**BRIEF**
Retype each entry below exactly as it stands.

-- Start MATERIAL PROVIDED --

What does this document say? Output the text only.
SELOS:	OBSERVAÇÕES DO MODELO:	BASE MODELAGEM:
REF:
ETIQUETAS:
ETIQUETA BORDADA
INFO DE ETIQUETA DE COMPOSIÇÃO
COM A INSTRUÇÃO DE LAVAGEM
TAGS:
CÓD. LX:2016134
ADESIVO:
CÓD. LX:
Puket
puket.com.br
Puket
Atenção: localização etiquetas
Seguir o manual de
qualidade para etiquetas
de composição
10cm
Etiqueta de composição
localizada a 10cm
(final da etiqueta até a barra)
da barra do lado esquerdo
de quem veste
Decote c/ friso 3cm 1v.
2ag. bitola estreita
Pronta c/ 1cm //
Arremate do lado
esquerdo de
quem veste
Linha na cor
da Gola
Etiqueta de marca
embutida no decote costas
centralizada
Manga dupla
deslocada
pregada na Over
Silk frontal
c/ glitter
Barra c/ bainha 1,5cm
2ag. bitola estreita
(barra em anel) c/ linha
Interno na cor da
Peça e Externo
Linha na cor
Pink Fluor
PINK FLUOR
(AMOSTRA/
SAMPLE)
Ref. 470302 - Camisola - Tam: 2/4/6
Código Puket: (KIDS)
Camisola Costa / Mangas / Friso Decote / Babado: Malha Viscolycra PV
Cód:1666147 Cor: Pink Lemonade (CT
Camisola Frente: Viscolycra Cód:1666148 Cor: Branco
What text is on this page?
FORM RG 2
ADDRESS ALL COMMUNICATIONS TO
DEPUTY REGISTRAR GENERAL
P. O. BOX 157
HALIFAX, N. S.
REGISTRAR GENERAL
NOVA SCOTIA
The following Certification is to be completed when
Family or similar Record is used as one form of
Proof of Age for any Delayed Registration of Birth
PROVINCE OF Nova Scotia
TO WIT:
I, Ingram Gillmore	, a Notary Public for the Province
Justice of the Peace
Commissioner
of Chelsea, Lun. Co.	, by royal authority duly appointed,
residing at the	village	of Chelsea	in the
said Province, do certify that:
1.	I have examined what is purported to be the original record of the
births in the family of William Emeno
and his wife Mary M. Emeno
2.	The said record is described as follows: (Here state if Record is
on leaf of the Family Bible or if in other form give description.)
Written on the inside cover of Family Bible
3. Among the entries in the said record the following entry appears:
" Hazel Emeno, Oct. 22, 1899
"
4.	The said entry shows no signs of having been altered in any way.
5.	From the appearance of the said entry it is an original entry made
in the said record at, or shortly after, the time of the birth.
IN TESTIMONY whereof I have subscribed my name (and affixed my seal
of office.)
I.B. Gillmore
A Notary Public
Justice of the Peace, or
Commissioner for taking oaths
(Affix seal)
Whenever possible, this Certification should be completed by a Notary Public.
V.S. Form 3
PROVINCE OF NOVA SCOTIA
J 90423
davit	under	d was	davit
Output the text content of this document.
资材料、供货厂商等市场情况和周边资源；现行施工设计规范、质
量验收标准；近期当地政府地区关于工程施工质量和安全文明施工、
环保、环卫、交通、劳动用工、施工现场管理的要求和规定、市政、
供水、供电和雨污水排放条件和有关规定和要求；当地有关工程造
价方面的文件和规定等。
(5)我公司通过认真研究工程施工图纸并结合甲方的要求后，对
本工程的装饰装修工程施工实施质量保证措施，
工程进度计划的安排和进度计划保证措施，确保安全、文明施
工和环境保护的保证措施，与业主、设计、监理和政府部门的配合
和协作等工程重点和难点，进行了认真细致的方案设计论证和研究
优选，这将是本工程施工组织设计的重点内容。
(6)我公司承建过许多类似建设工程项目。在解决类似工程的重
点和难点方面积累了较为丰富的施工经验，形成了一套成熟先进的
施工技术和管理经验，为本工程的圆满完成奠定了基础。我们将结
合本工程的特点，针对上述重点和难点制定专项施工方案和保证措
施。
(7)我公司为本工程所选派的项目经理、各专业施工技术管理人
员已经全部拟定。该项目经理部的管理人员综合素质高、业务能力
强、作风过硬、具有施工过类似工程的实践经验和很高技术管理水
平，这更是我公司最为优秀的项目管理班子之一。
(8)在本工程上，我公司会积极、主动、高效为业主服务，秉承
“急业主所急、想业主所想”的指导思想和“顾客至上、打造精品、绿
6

-- End MATERIAL PROVIDED --

**SOLUTION**
What does this document say? Output the text only.
SELOS:	OBSERVAÇÕES DO MODELO:	BASE MODELAGEM:
REF:
ETIQUETAS:
ETIQUETA BORDADA
INFO DE ETIQUETA DE COMPOSIÇÃO
COM A INSTRUÇÃO DE LAVAGEM
TAGS:
CÓD. LX:2016134
ADESIVO:
CÓD. LX:
Puket
puket.com.br
Puket
Atenção: localização etiquetas
Seguir o manual de
qualidade para etiquetas
de composição
10cm
Etiqueta de composição
localizada a 10cm
(final da etiqueta até a barra)
da barra do lado esquerdo
de quem veste
Decote c/ friso 3cm 1v.
2ag. bitola estreita
Pronta c/ 1cm //
Arremate do lado
esquerdo de
quem veste
Linha na cor
da Gola
Etiqueta de marca
embutida no decote costas
centralizada
Manga dupla
deslocada
pregada na Over
Silk frontal
c/ glitter
Barra c/ bainha 1,5cm
2ag. bitola estreita
(barra em anel) c/ linha
Interno na cor da
Peça e Externo
Linha na cor
Pink Fluor
PINK FLUOR
(AMOSTRA/
SAMPLE)
Ref. 470302 - Camisola - Tam: 2/4/6
Código Puket: (KIDS)
Camisola Costa / Mangas / Friso Decote / Babado: Malha Viscolycra PV
Cód:1666147 Cor: Pink Lemonade (CT
Camisola Frente: Viscolycra Cód:1666148 Cor: Branco
What text is on this page?
FORM RG 2
ADDRESS ALL COMMUNICATIONS TO
DEPUTY REGISTRAR GENERAL
P. O. BOX 157
HALIFAX, N. S.
REGISTRAR GENERAL
NOVA SCOTIA
The following Certification is to be completed when
Family or similar Record is used as one form of
Proof of Age for any Delayed Registration of Birth
PROVINCE OF Nova Scotia
TO WIT:
I, Ingram Gillmore	, a Notary Public for the Province
Justice of the Peace
Commissioner
of Chelsea, Lun. Co.	, by royal authority duly appointed,
residing at the	village	of Chelsea	in the
said Province, do certify that:
1.	I have examined what is purported to be the original record of the
births in the family of William Emeno
and his wife Mary M. Emeno
2.	The said record is described as follows: (Here state if Record is
on leaf of the Family Bible or if in other form give description.)
Written on the inside cover of Family Bible
3. Among the entries in the said record the following entry appears:
" Hazel Emeno, Oct. 22, 1899
"
4.	The said entry shows no signs of having been altered in any way.
5.	From the appearance of the said entry it is an original entry made
in the said record at, or shortly after, the time of the birth.
IN TESTIMONY whereof I have subscribed my name (and affixed my seal
of office.)
I.B. Gillmore
A Notary Public
Justice of the Peace, or
Commissioner for taking oaths
(Affix seal)
Whenever possible, this Certification should be completed by a Notary Public.
V.S. Form 3
PROVINCE OF NOVA SCOTIA
J 90423
davit	under	d was	davit
Output the text content of this document.
资材料、供货厂商等市场情况和周边资源；现行施工设计规范、质
量验收标准；近期当地政府地区关于工程施工质量和安全文明施工、
环保、环卫、交通、劳动用工、施工现场管理的要求和规定、市政、
供水、供电和雨污水排放条件和有关规定和要求；当地有关工程造
价方面的文件和规定等。
(5)我公司通过认真研究工程施工图纸并结合甲方的要求后，对
本工程的装饰装修工程施工实施质量保证措施，
工程进度计划的安排和进度计划保证措施，确保安全、文明施
工和环境保护的保证措施，与业主、设计、监理和政府部门的配合
和协作等工程重点和难点，进行了认真细致的方案设计论证和研究
优选，这将是本工程施工组织设计的重点内容。
(6)我公司承建过许多类似建设工程项目。在解决类似工程的重
点和难点方面积累了较为丰富的施工经验，形成了一套成熟先进的
施工技术和管理经验，为本工程的圆满完成奠定了基础。我们将结
合本工程的特点，针对上述重点和难点制定专项施工方案和保证措
施。
(7)我公司为本工程所选派的项目经理、各专业施工技术管理人
员已经全部拟定。该项目经理部的管理人员综合素质高、业务能力
强、作风过硬、具有施工过类似工程的实践经验和很高技术管理水
平，这更是我公司最为优秀的项目管理班子之一。
(8)在本工程上，我公司会积极、主动、高效为业主服务，秉承
“急业主所急、想业主所想”的指导思想和“顾客至上、打造精品、绿
6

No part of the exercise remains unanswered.